● Work required: Take the material below and write it all out again exactly.

----

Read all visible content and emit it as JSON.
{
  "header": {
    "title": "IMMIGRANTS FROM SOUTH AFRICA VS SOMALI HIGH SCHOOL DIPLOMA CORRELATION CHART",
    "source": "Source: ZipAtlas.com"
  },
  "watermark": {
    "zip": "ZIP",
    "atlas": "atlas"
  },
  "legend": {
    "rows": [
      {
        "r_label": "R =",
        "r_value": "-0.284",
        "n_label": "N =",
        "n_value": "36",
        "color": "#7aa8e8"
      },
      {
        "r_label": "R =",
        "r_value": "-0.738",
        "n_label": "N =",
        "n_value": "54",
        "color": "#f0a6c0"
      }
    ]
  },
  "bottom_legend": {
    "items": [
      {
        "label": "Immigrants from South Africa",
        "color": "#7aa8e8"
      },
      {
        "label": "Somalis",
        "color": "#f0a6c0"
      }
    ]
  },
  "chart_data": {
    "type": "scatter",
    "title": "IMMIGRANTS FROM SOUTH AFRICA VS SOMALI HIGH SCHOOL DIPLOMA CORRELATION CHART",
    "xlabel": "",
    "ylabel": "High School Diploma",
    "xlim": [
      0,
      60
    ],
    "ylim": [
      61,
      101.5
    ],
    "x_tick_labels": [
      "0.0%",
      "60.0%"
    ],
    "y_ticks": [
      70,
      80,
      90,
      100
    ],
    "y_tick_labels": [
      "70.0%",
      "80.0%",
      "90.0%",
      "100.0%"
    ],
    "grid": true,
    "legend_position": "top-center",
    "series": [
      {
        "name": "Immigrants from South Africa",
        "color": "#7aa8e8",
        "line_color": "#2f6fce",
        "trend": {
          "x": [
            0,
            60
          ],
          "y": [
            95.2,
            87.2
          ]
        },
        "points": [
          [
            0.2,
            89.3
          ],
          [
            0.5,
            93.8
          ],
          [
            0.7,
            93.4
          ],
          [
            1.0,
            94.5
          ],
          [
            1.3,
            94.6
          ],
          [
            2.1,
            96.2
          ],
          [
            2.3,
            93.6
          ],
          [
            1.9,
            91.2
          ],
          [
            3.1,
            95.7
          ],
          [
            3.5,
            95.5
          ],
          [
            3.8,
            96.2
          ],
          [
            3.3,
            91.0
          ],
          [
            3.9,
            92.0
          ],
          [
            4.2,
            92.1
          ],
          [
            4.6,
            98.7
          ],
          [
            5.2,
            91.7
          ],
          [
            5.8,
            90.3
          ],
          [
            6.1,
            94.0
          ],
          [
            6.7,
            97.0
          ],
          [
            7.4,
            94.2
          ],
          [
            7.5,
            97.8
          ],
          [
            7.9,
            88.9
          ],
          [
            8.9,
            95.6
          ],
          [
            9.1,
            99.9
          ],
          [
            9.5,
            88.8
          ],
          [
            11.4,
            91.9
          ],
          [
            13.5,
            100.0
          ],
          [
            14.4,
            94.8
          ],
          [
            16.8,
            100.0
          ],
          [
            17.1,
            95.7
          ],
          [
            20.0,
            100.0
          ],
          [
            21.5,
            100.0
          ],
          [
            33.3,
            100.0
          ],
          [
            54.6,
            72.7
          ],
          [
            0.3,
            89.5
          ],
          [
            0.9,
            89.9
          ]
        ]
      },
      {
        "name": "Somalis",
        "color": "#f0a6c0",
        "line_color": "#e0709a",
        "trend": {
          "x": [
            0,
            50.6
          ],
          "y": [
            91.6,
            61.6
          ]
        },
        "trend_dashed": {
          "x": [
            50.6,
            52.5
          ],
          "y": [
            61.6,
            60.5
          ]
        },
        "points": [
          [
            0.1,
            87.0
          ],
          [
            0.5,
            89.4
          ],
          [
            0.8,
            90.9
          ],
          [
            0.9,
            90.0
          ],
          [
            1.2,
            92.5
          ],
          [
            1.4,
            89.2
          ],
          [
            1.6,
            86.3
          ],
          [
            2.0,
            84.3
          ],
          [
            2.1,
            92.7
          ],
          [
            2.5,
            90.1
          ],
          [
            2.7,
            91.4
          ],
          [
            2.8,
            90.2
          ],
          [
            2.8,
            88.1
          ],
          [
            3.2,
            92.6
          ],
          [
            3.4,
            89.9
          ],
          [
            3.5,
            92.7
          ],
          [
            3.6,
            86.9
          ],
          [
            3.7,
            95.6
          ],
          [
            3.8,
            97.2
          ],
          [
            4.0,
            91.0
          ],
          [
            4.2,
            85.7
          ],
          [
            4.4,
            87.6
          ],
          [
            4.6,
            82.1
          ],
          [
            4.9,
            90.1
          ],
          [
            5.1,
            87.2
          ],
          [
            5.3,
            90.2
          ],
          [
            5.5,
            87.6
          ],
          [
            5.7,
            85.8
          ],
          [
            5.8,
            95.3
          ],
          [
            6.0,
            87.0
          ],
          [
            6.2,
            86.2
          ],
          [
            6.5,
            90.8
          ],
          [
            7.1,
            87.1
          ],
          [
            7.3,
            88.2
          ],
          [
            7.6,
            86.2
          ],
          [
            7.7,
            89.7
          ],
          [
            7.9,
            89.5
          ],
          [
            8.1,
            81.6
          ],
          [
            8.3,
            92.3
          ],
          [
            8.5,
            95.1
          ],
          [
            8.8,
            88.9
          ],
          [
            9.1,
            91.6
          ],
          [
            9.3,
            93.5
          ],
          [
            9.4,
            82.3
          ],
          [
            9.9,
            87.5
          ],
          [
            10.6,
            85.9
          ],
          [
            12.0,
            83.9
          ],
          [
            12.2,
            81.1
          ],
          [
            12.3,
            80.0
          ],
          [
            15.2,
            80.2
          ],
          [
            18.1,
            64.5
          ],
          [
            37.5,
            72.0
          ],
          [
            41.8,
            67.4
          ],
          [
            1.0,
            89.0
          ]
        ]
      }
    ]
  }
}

----

● Worked answer:
Read all visible content and emit it as JSON.
{
  "header": {
    "title": "IMMIGRANTS FROM SOUTH AFRICA VS SOMALI HIGH SCHOOL DIPLOMA CORRELATION CHART",
    "source": "Source: ZipAtlas.com"
  },
  "watermark": {
    "zip": "ZIP",
    "atlas": "atlas"
  },
  "legend": {
    "rows": [
      {
        "r_label": "R =",
        "r_value": "-0.284",
        "n_label": "N =",
        "n_value": "36",
        "color": "#7aa8e8"
      },
      {
        "r_label": "R =",
        "r_value": "-0.738",
        "n_label": "N =",
        "n_value": "54",
        "color": "#f0a6c0"
      }
    ]
  },
  "bottom_legend": {
    "items": [
      {
        "label": "Immigrants from South Africa",
        "color": "#7aa8e8"
      },
      {
        "label": "Somalis",
        "color": "#f0a6c0"
      }
    ]
  },
  "chart_data": {
    "type": "scatter",
    "title": "IMMIGRANTS FROM SOUTH AFRICA VS SOMALI HIGH SCHOOL DIPLOMA CORRELATION CHART",
    "xlabel": "",
    "ylabel": "High School Diploma",
    "xlim": [
      0,
      60
    ],
    "ylim": [
      61,
      101.5
    ],
    "x_tick_labels": [
      "0.0%",
      "60.0%"
    ],
    "y_ticks": [
      70,
      80,
      90,
      100
    ],
    "y_tick_labels": [
      "70.0%",
      "80.0%",
      "90.0%",
      "100.0%"
    ],
    "grid": true,
    "legend_position": "top-center",
    "series": [
      {
        "name": "Immigrants from South Africa",
        "color": "#7aa8e8",
        "line_color": "#2f6fce",
        "trend": {
          "x": [
            0,
            60
          ],
          "y": [
            95.2,
            87.2
          ]
        },
        "points": [
          [
            0.2,
            89.3
          ],
          [
            0.5,
            93.8
          ],
          [
            0.7,
            93.4
          ],
          [
            1.0,
            94.5
          ],
          [
            1.3,
            94.6
          ],
          [
            2.1,
            96.2
          ],
          [
            2.3,
            93.6
          ],
          [
            1.9,
            91.2
          ],
          [
            3.1,
            95.7
          ],
          [
            3.5,
            95.5
          ],
          [
            3.8,
            96.2
          ],
          [
            3.3,
            91.0
          ],
          [
            3.9,
            92.0
          ],
          [
            4.2,
            92.1
          ],
          [
            4.6,
            98.7
          ],
          [
            5.2,
            91.7
          ],
          [
            5.8,
            90.3
          ],
          [
            6.1,
            94.0
          ],
          [
            6.7,
            97.0
          ],
          [
            7.4,
            94.2
          ],
          [
            7.5,
            97.8
          ],
          [
            7.9,
            88.9
          ],
          [
            8.9,
            95.6
          ],
          [
            9.1,
            99.9
          ],
          [
            9.5,
            88.8
          ],
          [
            11.4,
            91.9
          ],
          [
            13.5,
            100.0
          ],
          [
            14.4,
            94.8
          ],
          [
            16.8,
            100.0
          ],
          [
            17.1,
            95.7
          ],
          [
            20.0,
            100.0
          ],
          [
            21.5,
            100.0
          ],
          [
            33.3,
            100.0
          ],
          [
            54.6,
            72.7
          ],
          [
            0.3,
            89.5
          ],
          [
            0.9,
            89.9
          ]
        ]
      },
      {
        "name": "Somalis",
        "color": "#f0a6c0",
        "line_color": "#e0709a",
        "trend": {
          "x": [
            0,
            50.6
          ],
          "y": [
            91.6,
            61.6
          ]
        },
        "trend_dashed": {
          "x": [
            50.6,
            52.5
          ],
          "y": [
            61.6,
            60.5
          ]
        },
        "points": [
          [
            0.1,
            87.0
          ],
          [
            0.5,
            89.4
          ],
          [
            0.8,
            90.9
          ],
          [
            0.9,
            90.0
          ],
          [
            1.2,
            92.5
          ],
          [
            1.4,
            89.2
          ],
          [
            1.6,
            86.3
          ],
          [
            2.0,
            84.3
          ],
          [
            2.1,
            92.7
          ],
          [
            2.5,
            90.1
          ],
          [
            2.7,
            91.4
          ],
          [
            2.8,
            90.2
          ],
          [
            2.8,
            88.1
          ],
          [
            3.2,
            92.6
          ],
          [
            3.4,
            89.9
          ],
          [
            3.5,
            92.7
          ],
          [
            3.6,
            86.9
          ],
          [
            3.7,
            95.6
          ],
          [
            3.8,
            97.2
          ],
          [
            4.0,
            91.0
          ],
          [
            4.2,
            85.7
          ],
          [
            4.4,
            87.6
          ],
          [
            4.6,
            82.1
          ],
          [
            4.9,
            90.1
          ],
          [
            5.1,
            87.2
          ],
          [
            5.3,
            90.2
          ],
          [
            5.5,
            87.6
          ],
          [
            5.7,
            85.8
          ],
          [
            5.8,
            95.3
          ],
          [
            6.0,
            87.0
          ],
          [
            6.2,
            86.2
          ],
          [
            6.5,
            90.8
          ],
          [
            7.1,
            87.1
          ],
          [
            7.3,
            88.2
          ],
          [
            7.6,
            86.2
          ],
          [
            7.7,
            89.7
          ],
          [
            7.9,
            89.5
          ],
          [
            8.1,
            81.6
          ],
          [
            8.3,
            92.3
          ],
          [
            8.5,
            95.1
          ],
          [
            8.8,
            88.9
          ],
          [
            9.1,
            91.6
          ],
          [
            9.3,
            93.5
          ],
          [
            9.4,
            82.3
          ],
          [
            9.9,
            87.5
          ],
          [
            10.6,
            85.9
          ],
          [
            12.0,
            83.9
          ],
          [
            12.2,
            81.1
          ],
          [
            12.3,
            80.0
          ],
          [
            15.2,
            80.2
          ],
          [
            18.1,
            64.5
          ],
          [
            37.5,
            72.0
          ],
          [
            41.8,
            67.4
          ],
          [
            1.0,
            89.0
          ]
        ]
      }
    ]
  }
}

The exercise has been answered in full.